_Task goal_.
Continue the text about the Brazilian death metal band Rebaelliun, starting right after its final sentence.

Rebaelliun is a Brazilian death metal band that was founded in 1998. Musically they are similar to their country mates Krisiun. After the release of their promo tape, the band was contracted by the Dutch label Hammerheart Records, who released their debut album Burn the Promised Land in 1999. The release was followed by a European tour.

History
The band recorded an EP, Bringer of War, featuring a Morbid Angel cover. Shortly thereafter a second album was released, entitled Annihilation, which was followed by a second European tour. Various problems eventually caused the band to dissolve in 2001. After a hiatus of 13 years, Rebaelliun announced that it would return to the stages in 2015.
According to a quotation in his official personal page, Fabiano Penna (guitarist and founding member) said that Rebaelliun is now reunited again (with all the original members from the previous line up) to write down a new chapter of brutality in Rebaelliun's history. A new, third album and a worldwide tour was already planned for 2016 as reported by the website, Metalmedia. According to Metallian encyclopedia the members had spoken about reforming over the years.

"It’s been a long time I’ve wanted to share these news, but now it’s time: me, Lohy, Sandro and Ronaldo have finally decided to reunite again to write a new chapter in the history of Rebaelliun! We will prepare our third album and consequently play a tour to promote it in 2016, among other plans we have. I would like to thank for all the endless support we have received from people from many countries on the last years, people who’s always asking and talking about this reunion, and that kept our name alive after so long. It would be impossible to name all of you here, but you know who you are. More news soon. At war!!" 
    
Fabiano Penna Corrêa (guitars) had been involved with Brazilian death/black metal combo Horned God with whom he released an album on the French label Listenable Records. A few years later he formed The Ordher with Nephasth members Fabio Lentino and Mauricio Weimar, with whom he released their debut Weaponize on October 23, 2007 through death metal specialist label Unique Leader Records. Poland's Empire Records released the album during late March 2008 through license in Poland. He has since resumed playing for Rebaelliun.

_Supplied data_.

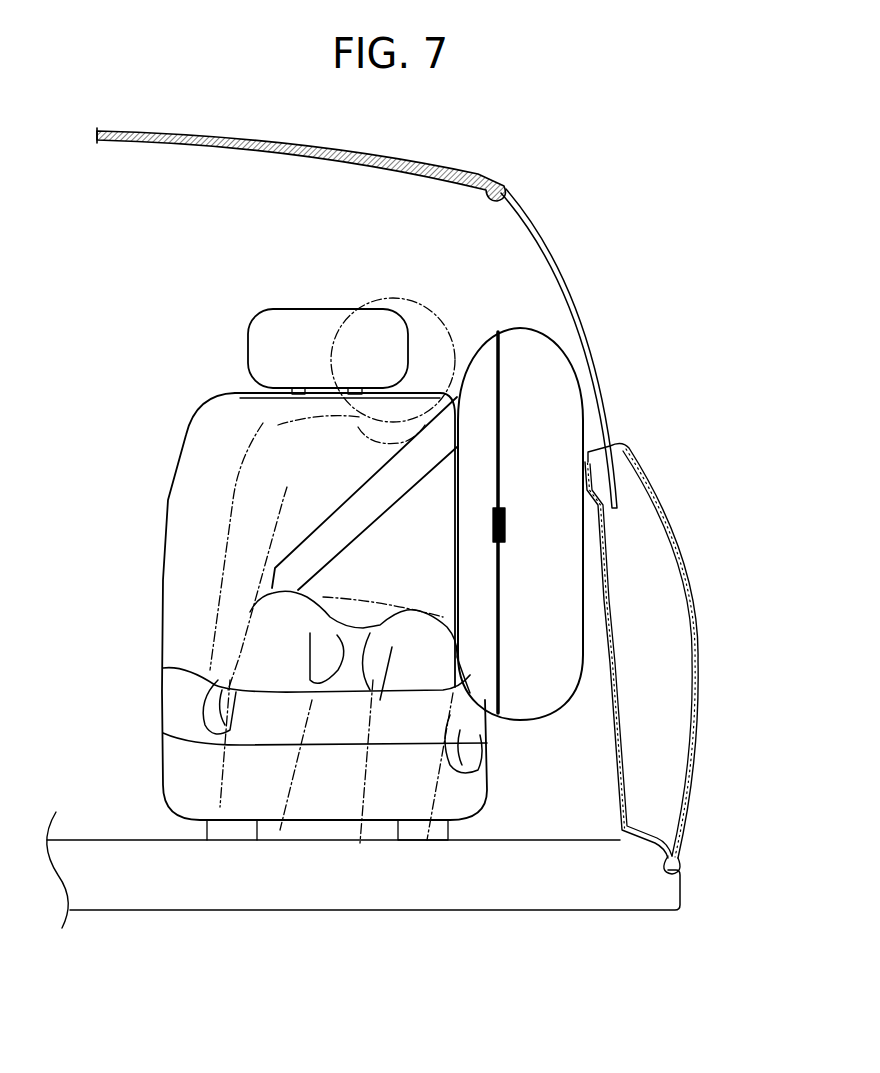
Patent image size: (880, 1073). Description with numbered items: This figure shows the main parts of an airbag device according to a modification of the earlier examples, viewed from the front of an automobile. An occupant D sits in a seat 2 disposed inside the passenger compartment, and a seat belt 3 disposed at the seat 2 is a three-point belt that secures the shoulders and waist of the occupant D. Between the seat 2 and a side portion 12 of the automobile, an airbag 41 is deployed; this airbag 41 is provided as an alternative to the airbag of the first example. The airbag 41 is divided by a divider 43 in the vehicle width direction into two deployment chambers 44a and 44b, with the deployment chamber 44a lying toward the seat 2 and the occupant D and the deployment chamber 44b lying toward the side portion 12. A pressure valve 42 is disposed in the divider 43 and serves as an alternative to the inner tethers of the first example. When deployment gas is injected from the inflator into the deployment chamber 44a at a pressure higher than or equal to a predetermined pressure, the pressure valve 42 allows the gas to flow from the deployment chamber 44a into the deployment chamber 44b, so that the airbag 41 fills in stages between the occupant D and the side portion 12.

_Answer for this exercise_.
Sandro Moreira (drums) joined long-standing Brazilian death metal act Mental Horror. He played drums on their third and most successful album, 2007's Blemished Redemption. The album was released through Mutilation Records (Brazil) and Germany's Animate Records did the vinyl release and Poland's Empire Records released the album during mid-August 2007 through license in Poland. He then returned to Rebaelliun.

Marcello Marzari (vocals/bass) worked for the tattoo/piercing company Renegade Studio. It is unclear whether he has continued with this occupation after leaving Rebaelliun prior to their 2001 album Annihilation. Marzari has since joined Brazilian death metal band Abhorrence, who are signed to French label Listenable Records.

Little has been heard of Lohy Fabiano (bass/vocals on Annihilation) and guitarist Ronaldo Lima until Pennas's statements about band's reunion in 2015 and the new album 2016's, The Hell's Decrees.

On February 27, 2018, it was announced that guitarist Fabiano Penna had died.

In July 2021, Rebaelliun announced that they had begun recording new album that is expected to be released in 2022.

On June 3, 2022, vocalist and bassist Lohy Fabiano died from cardio-respiratory arrest. A month later, the band announced Bruno Añaña as his replacement.

Members 
Current
 Sandro Moreira – drums (1998–2002, 2015–present)
 Evandro Passos – guitars, backing vocals (2018–present)
 Bruno Añaña – bass, vocals (2022–present)

Former
 Fabiano Penna – guitars, backing vocals (1998–2002, 2015–2018) (died 2018)
 Ronaldo Lima – guitars (1998–2002, 2015–2016)
 Marcello Marzari – bass, vocals (1998–2000)
 Lohy Fabiano – bass, vocals (2000–2002, 2015–2022) (died 2022)

Timeline

Discography

Studio albums 

 Burn the Promised Land (2000)
 Annihilation (2001)
 The Hell's Decrees (2016)

Extended plays 

 At War (1999)
 Bringer of War (2000)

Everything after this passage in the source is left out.